» **Directions**: Read the entries below and pull out each line with the string "числовая".

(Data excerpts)
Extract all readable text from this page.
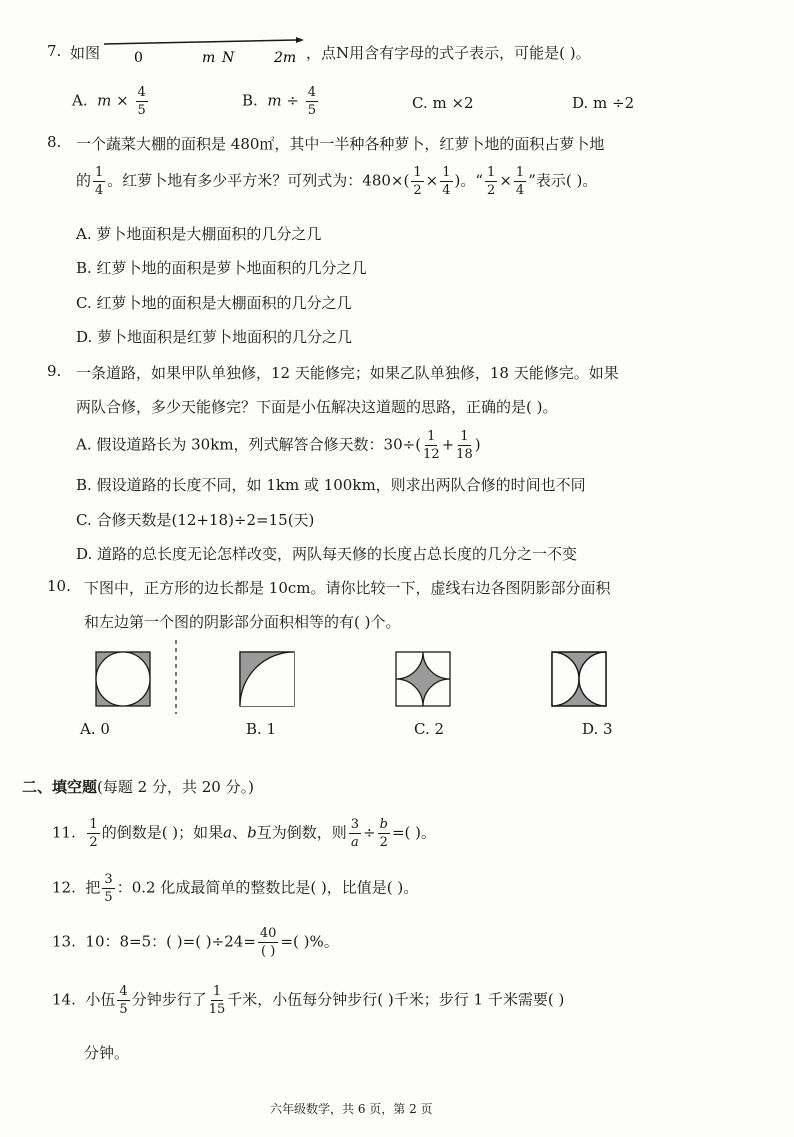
7. 如图 0	m N	2m ，点N用含有字母的式子表示，可能是( )。
A. $m \times \frac{4}{5}$	B. $m \div \frac{4}{5}$	C. m ×2	D. m ÷2
8. 一个蔬菜大棚的面积是 480㎡，其中一半种各种萝卜，红萝卜地的面积占萝卜地
的 $\frac{1}{4}$ 。红萝卜地有多少平方米？可列式为：$480\times( \frac{1}{2} \times \frac{1}{4}$ )。“ $\frac{1}{2} \times \frac{1}{4}$ ”表示( )。
A. 萝卜地面积是大棚面积的几分之几
B. 红萝卜地的面积是萝卜地面积的几分之几
C. 红萝卜地的面积是大棚面积的几分之几
D. 萝卜地面积是红萝卜地面积的几分之几
9. 一条道路，如果甲队单独修，12 天能修完；如果乙队单独修，18 天能修完。如果
两队合修，多少天能修完？下面是小伍解决这道题的思路，正确的是( )。
A. 假设道路长为 30km，列式解答合修天数：$30\div( \frac{1}{12} + \frac{1}{18}$ )
B. 假设道路的长度不同，如 1km 或 100km，则求出两队合修的时间也不同
C. 合修天数是(12+18)÷2=15(天)
D. 道路的总长度无论怎样改变，两队每天修的长度占总长度的几分之一不变
10. 下图中，正方形的边长都是 10cm。请你比较一下，虚线右边各图阴影部分面积
和左边第一个图的阴影部分面积相等的有( )个。
A. 0	B. 1	C. 2	D. 3
二、填空题(每题 2 分，共 20 分。)
11. $\frac{1}{2}$ 的倒数是( )；如果a、b互为倒数，则 $\frac{3}{a} \div \frac{b}{2}$ =( )。
12. 把 $\frac{3}{5}$ ：0.2 化成最简单的整数比是( )，比值是( )。
13. 10：8=5：( )=( )÷24= 40
( )
=( )%。
14. 小伍 $\frac{4}{5}$ 分钟步行了 $\frac{1}{15}$ 千米，小伍每分钟步行( )千米；步行 1 千米需要( )
分钟。
六年级数学，共 6 页，第 2 页
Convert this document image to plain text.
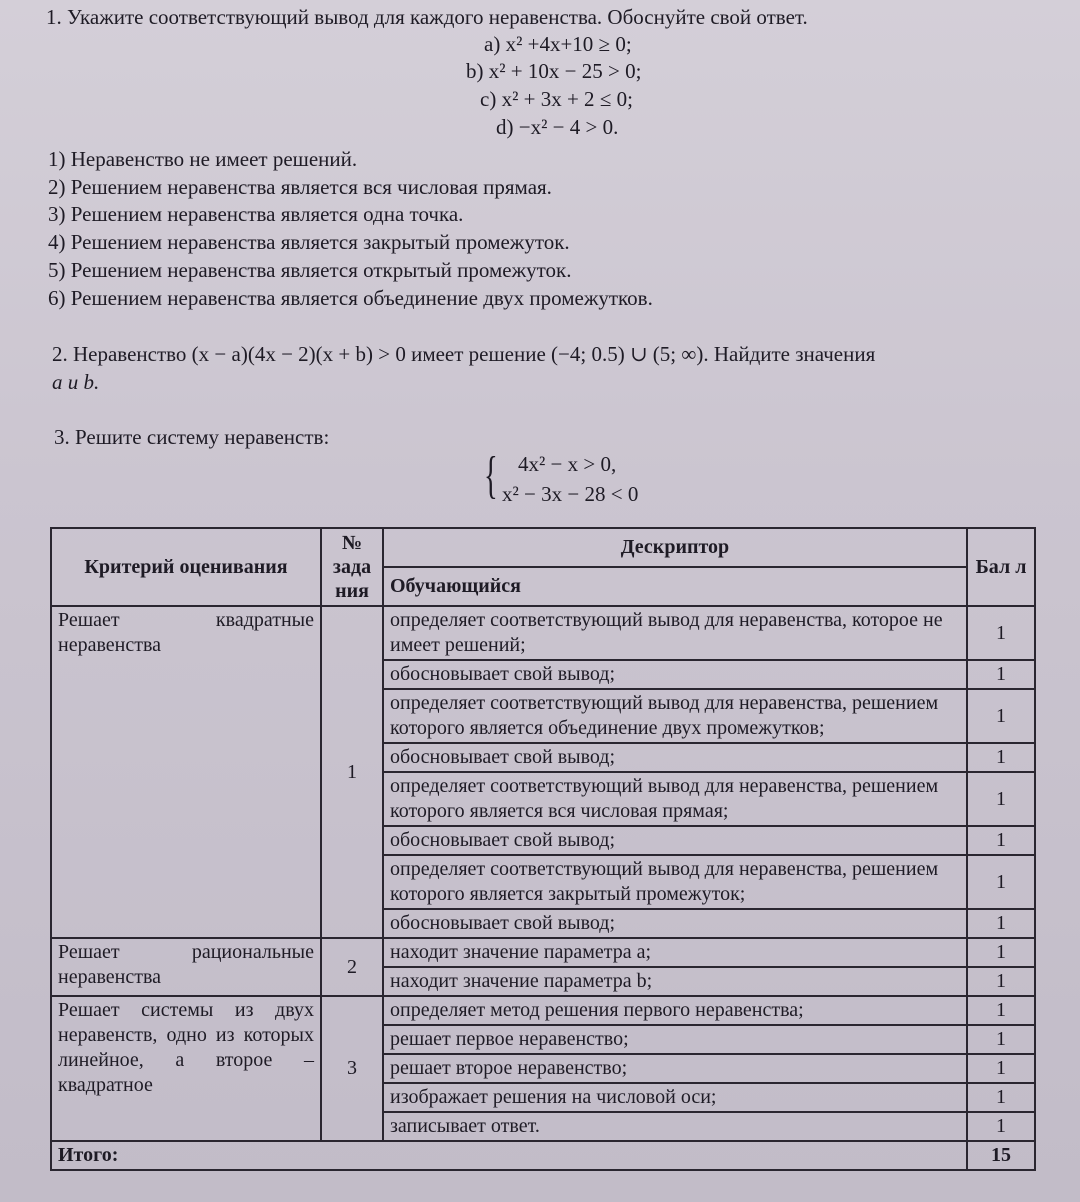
1. Укажите соответствующий вывод для каждого неравенства. Обоснуйте свой ответ.
a) x² +4x+10 ≥ 0;
b) x² + 10x − 25 > 0;
c) x² + 3x + 2 ≤ 0;
d) −x² − 4 > 0.
1) Неравенство не имеет решений.
2) Решением неравенства является вся числовая прямая.
3) Решением неравенства является одна точка.
4) Решением неравенства является закрытый промежуток.
5) Решением неравенства является открытый промежуток.
6) Решением неравенства является объединение двух промежутков.
2. Неравенство (x − a)(4x − 2)(x + b) > 0 имеет решение (−4; 0.5) ∪ (5; ∞). Найдите значения
a и b.
3. Решите систему неравенств:
{ 4x² − x > 0,
x² − 3x − 28 < 0
Критерий оценивания	№ зада ния	Дескриптор	Бал л
		Обучающийся	
Решает квадратные неравенства	1	определяет соответствующий вывод для неравенства, которое не имеет решений;	1
		обосновывает свой вывод;	1
		определяет соответствующий вывод для неравенства, решением которого является объединение двух промежутков;	1
		обосновывает свой вывод;	1
		определяет соответствующий вывод для неравенства, решением которого является вся числовая прямая;	1
		обосновывает свой вывод;	1
		определяет соответствующий вывод для неравенства, решением которого является закрытый промежуток;	1
		обосновывает свой вывод;	1
Решает рациональные неравенства	2	находит значение параметра a;	1
		находит значение параметра b;	1
Решает системы из двух неравенств, одно из которых линейное, а второе – квадратное	3	определяет метод решения первого неравенства;	1
		решает первое неравенство;	1
		решает второе неравенство;	1
		изображает решения на числовой оси;	1
		записывает ответ.	1
Итого:			15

» **Answer to the problem**:
2) Решением неравенства является вся числовая прямая.
		определяет соответствующий вывод для неравенства, решением которого является вся числовая прямая;	1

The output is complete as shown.